──────── Passage given ────────

Class UnifiedIndexerAppenderatorsManager

  • All Implemented Interfaces:
    AppenderatorsManager

    public class UnifiedIndexerAppenderatorsManager
    extends Object
    implements AppenderatorsManager
    Manages Appenderator instances for the CliIndexer task execution service, which runs all tasks in a single process. This class keeps a map of UnifiedIndexerAppenderatorsManager.DatasourceBundle objects, keyed by datasource name. Each bundle contains: - A per-datasource SinkQuerySegmentWalker (with an associated per-datasource timeline) - A map that associates a taskId with a list of Appenderators created for that task Access to the datasource bundle map and the task->appenderator maps is synchronized. The methods on this class can be called concurrently from multiple task threads. If there are no remaining appenderators for a given datasource, the corresponding bundle will be removed from the bundle map. Appenderators created by this class will use the shared per-datasource SinkQuerySegmentWalkers. The per-datasource SinkQuerySegmentWalkers share a common queryExecutorService. Each task that requests an Appenderator from this AppenderatorsManager will receive a heap memory limit equal to WorkerConfig.globalIngestionHeapLimitBytes evenly divided by WorkerConfig.capacity. This assumes that each task will only ingest to one Appenderator simultaneously. The Appenderators created by this class share an executor pool for IndexMerger persist and merge operations, with concurrent operations limited to `druid.worker.capacity` divided 2. This limit is imposed to reduce overall memory usage.
    • Constructor Detail

      • UnifiedIndexerAppenderatorsManager

        @Inject
        public UnifiedIndexerAppenderatorsManager​(org.apache.druid.query.QueryProcessingPool queryProcessingPool,
                                                  org.apache.druid.segment.join.JoinableFactoryWrapper joinableFactoryWrapper,
                                                  WorkerConfig workerConfig,
                                                  Cache cache,
                                                  CacheConfig cacheConfig,
                                                  CachePopulatorStats cachePopulatorStats,
                                                  com.fasterxml.jackson.databind.ObjectMapper objectMapper,
                                                  org.apache.druid.java.util.emitter.service.ServiceEmitter serviceEmitter,
                                                  com.google.inject.Provider<org.apache.druid.query.QueryRunnerFactoryConglomerate> queryRunnerFactoryConglomerateProvider)

──────── Source data ────────

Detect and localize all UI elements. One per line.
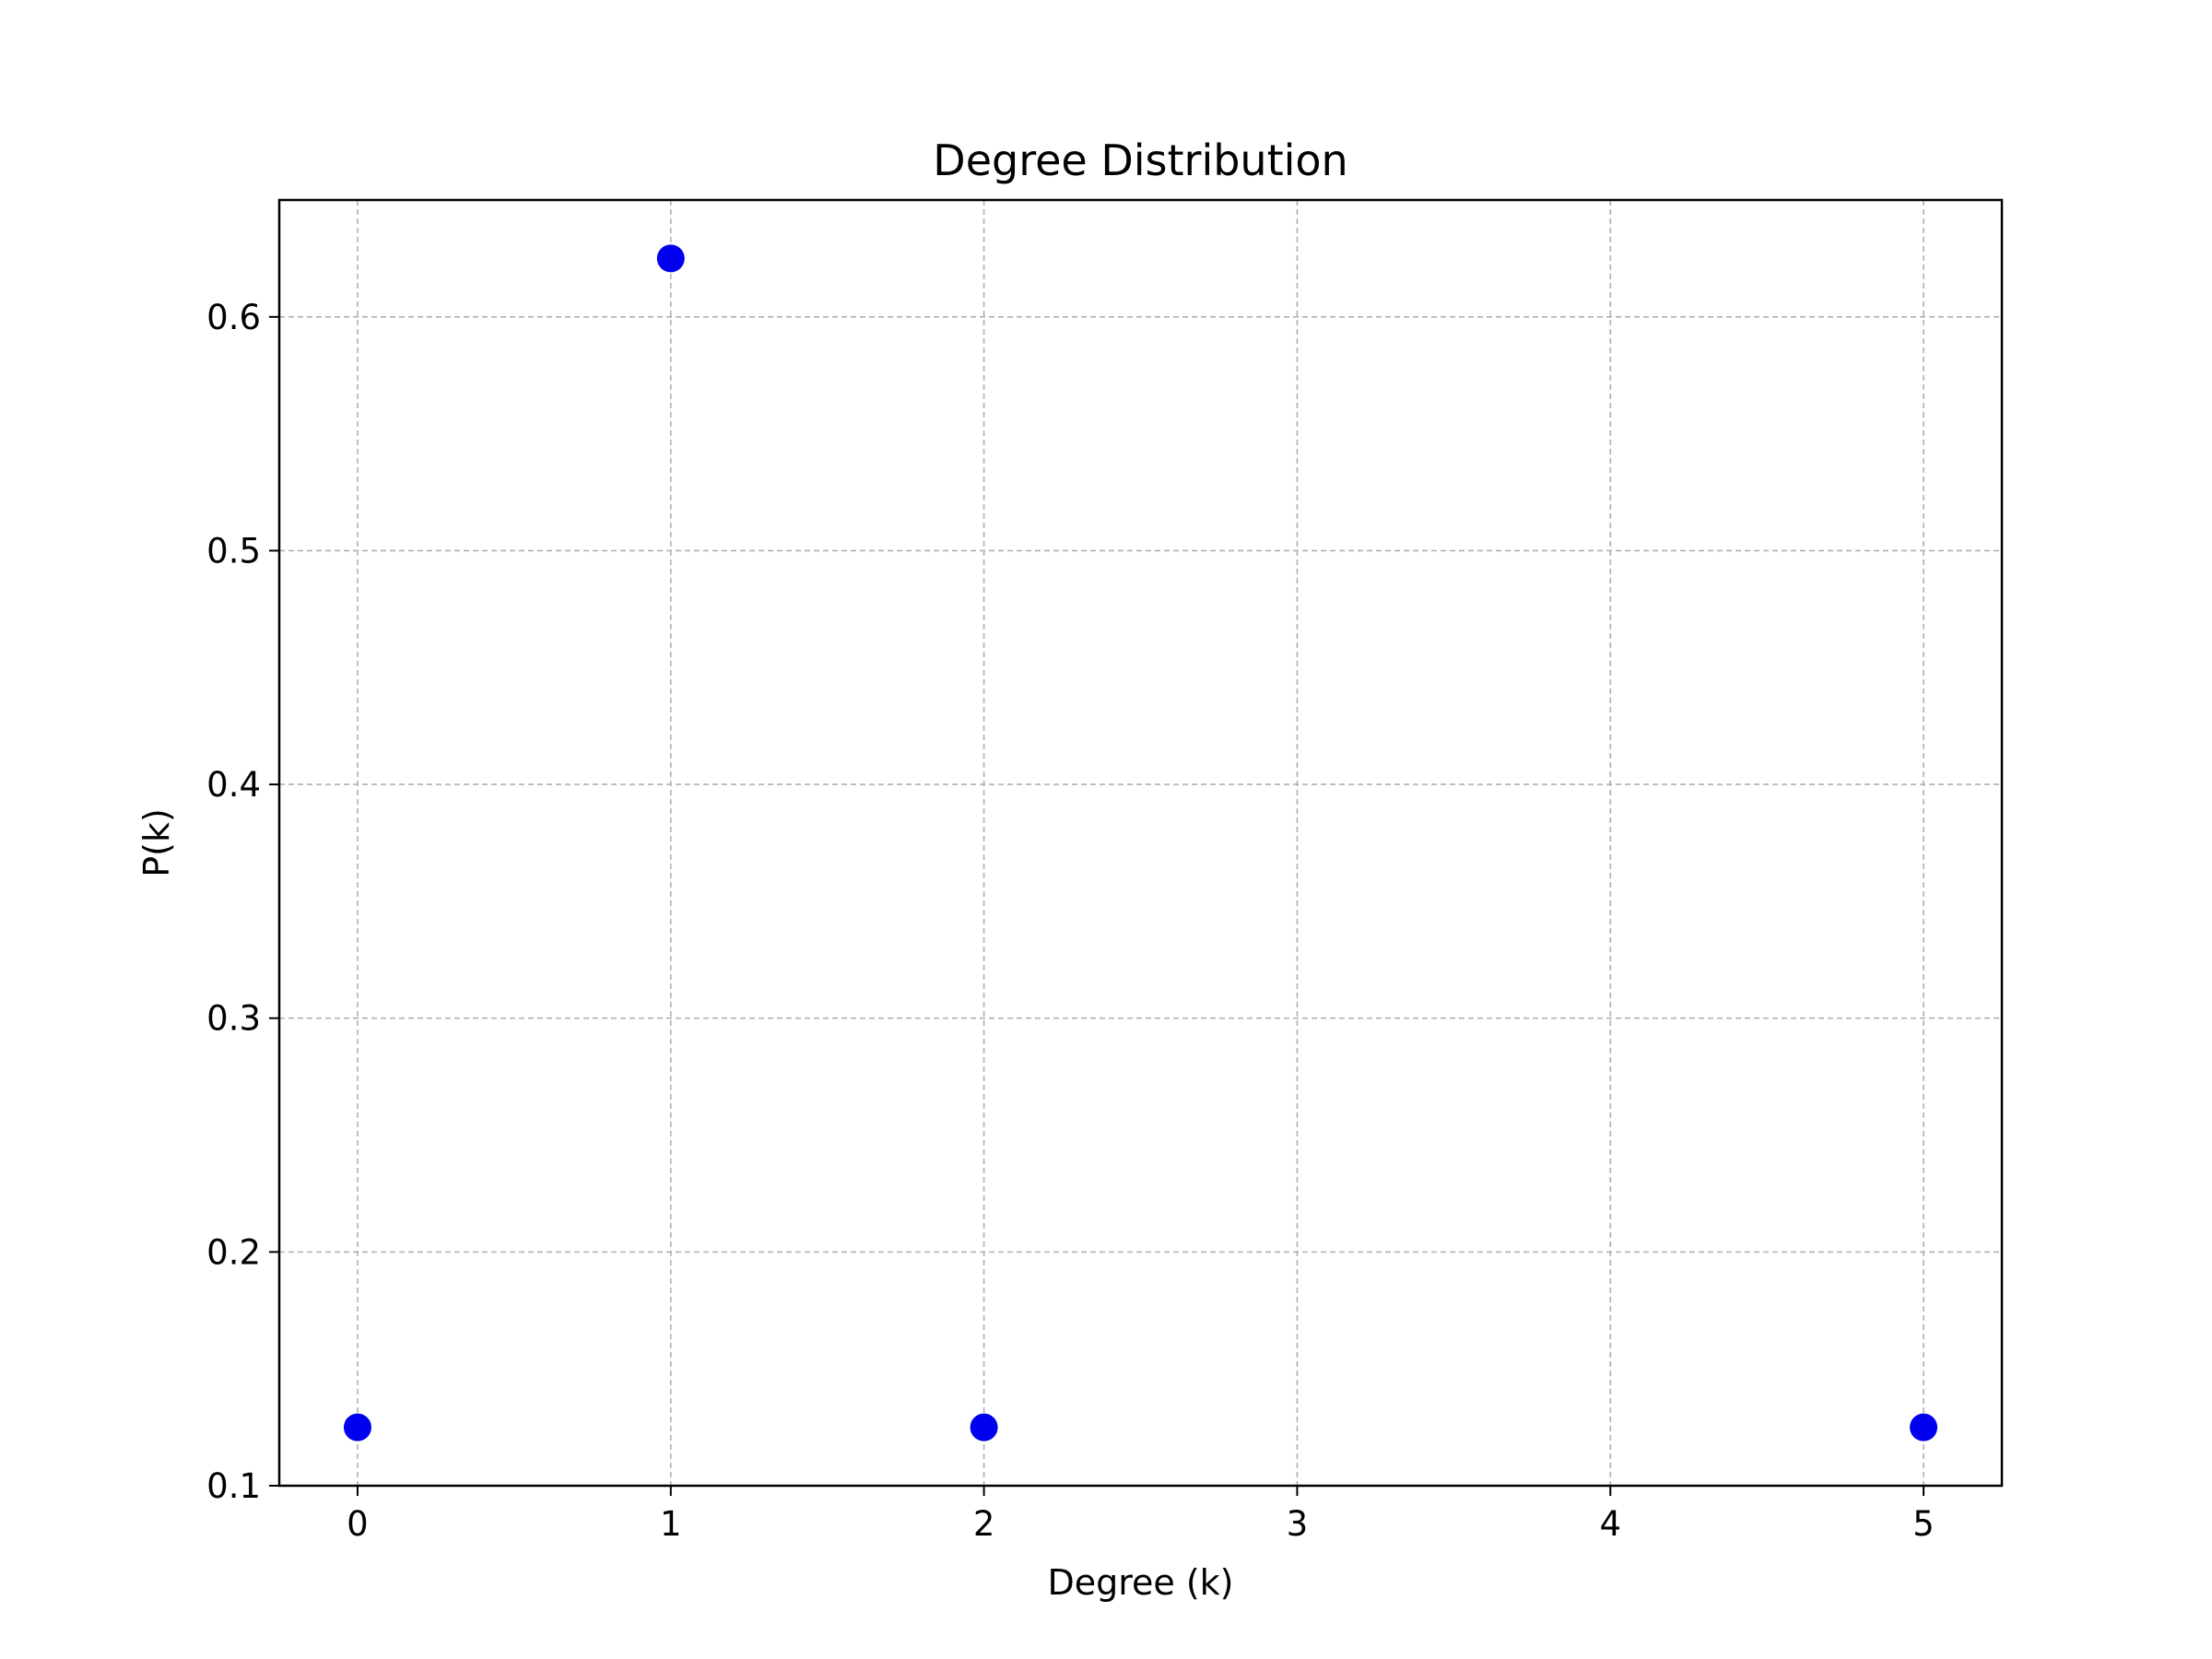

────────

Could you write what comes next in the UnifiedIndexerAppenderatorsManager documentation, picking up after the constructor signature that ends it? The data comes from a separate source and has no connection to the UnifiedIndexerAppenderatorsManager documentation.

    • Method Detail

      • createRealtimeAppenderatorForTask

        public Appenderator createRealtimeAppenderatorForTask​(SegmentLoaderConfig segmentLoaderConfig,
                                                              String taskId,
                                                              DataSchema schema,
                                                              AppenderatorConfig config,
                                                              FireDepartmentMetrics metrics,
                                                              org.apache.druid.segment.loading.DataSegmentPusher dataSegmentPusher,
                                                              com.fasterxml.jackson.databind.ObjectMapper objectMapper,
                                                              org.apache.druid.segment.IndexIO indexIO,
                                                              org.apache.druid.segment.IndexMerger indexMerger,
                                                              org.apache.druid.query.QueryRunnerFactoryConglomerate conglomerate,
                                                              DataSegmentAnnouncer segmentAnnouncer,
                                                              org.apache.druid.java.util.emitter.service.ServiceEmitter emitter,
                                                              org.apache.druid.query.QueryProcessingPool queryProcessingPool,
                                                              org.apache.druid.segment.join.JoinableFactory joinableFactory,
                                                              Cache cache,
                                                              CacheConfig cacheConfig,
                                                              CachePopulatorStats cachePopulatorStats,
                                                              org.apache.druid.segment.incremental.RowIngestionMeters rowIngestionMeters,
                                                              org.apache.druid.segment.incremental.ParseExceptionHandler parseExceptionHandler,
                                                              boolean useMaxMemoryEstimates,
                                                              CentralizedDatasourceSchemaConfig centralizedDatasourceSchemaConfig)
        Description copied from interface: AppenderatorsManager
        Creates an Appenderator suited for realtime ingestion. Note that this method's parameters include objects used for query processing.
        Specified by:
        createRealtimeAppenderatorForTask in interface AppenderatorsManager
      • createOfflineAppenderatorForTask

        public Appenderator createOfflineAppenderatorForTask​(String taskId,
                                                             DataSchema schema,
                                                             AppenderatorConfig config,
                                                             FireDepartmentMetrics metrics,
                                                             org.apache.druid.segment.loading.DataSegmentPusher dataSegmentPusher,
                                                             com.fasterxml.jackson.databind.ObjectMapper objectMapper,
                                                             org.apache.druid.segment.IndexIO indexIO,
                                                             org.apache.druid.segment.IndexMerger indexMerger,
                                                             org.apache.druid.segment.incremental.RowIngestionMeters rowIngestionMeters,
                                                             org.apache.druid.segment.incremental.ParseExceptionHandler parseExceptionHandler,
                                                             boolean useMaxMemoryEstimates)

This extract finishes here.